WRITTEN PROBLEM: Find the string "name" and gather every line that holds it.

GIVEN RECORDS:

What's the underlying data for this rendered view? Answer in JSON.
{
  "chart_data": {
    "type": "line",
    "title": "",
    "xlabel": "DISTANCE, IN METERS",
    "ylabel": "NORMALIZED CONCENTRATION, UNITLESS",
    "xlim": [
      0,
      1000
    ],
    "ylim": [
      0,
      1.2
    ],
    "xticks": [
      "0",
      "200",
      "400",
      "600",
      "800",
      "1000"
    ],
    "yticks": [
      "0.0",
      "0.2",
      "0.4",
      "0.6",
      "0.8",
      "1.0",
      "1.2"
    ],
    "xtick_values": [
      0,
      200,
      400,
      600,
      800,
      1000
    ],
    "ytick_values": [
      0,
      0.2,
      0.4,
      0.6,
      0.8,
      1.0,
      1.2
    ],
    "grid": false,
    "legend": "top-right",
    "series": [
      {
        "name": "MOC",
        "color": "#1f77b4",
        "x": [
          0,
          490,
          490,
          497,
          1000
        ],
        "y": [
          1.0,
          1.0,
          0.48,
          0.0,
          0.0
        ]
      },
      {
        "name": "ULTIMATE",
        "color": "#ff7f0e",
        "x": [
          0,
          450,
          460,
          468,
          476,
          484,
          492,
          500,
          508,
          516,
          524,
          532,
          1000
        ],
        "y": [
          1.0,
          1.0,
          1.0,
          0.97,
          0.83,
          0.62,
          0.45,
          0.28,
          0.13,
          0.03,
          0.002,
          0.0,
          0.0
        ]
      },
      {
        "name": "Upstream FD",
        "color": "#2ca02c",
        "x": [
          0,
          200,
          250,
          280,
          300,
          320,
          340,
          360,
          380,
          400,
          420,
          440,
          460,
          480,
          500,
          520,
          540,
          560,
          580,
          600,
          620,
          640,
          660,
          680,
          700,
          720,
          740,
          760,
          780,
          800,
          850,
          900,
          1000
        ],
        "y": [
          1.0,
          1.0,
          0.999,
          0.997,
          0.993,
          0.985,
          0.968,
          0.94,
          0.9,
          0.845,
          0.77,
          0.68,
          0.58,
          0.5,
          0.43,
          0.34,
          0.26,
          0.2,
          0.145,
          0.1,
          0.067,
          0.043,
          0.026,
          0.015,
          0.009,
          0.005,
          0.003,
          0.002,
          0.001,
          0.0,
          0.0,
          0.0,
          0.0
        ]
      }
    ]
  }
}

RESPONSE FOR THIS EXERCISE:
        "name": "MOC",
        "name": "ULTIMATE",
        "name": "Upstream FD",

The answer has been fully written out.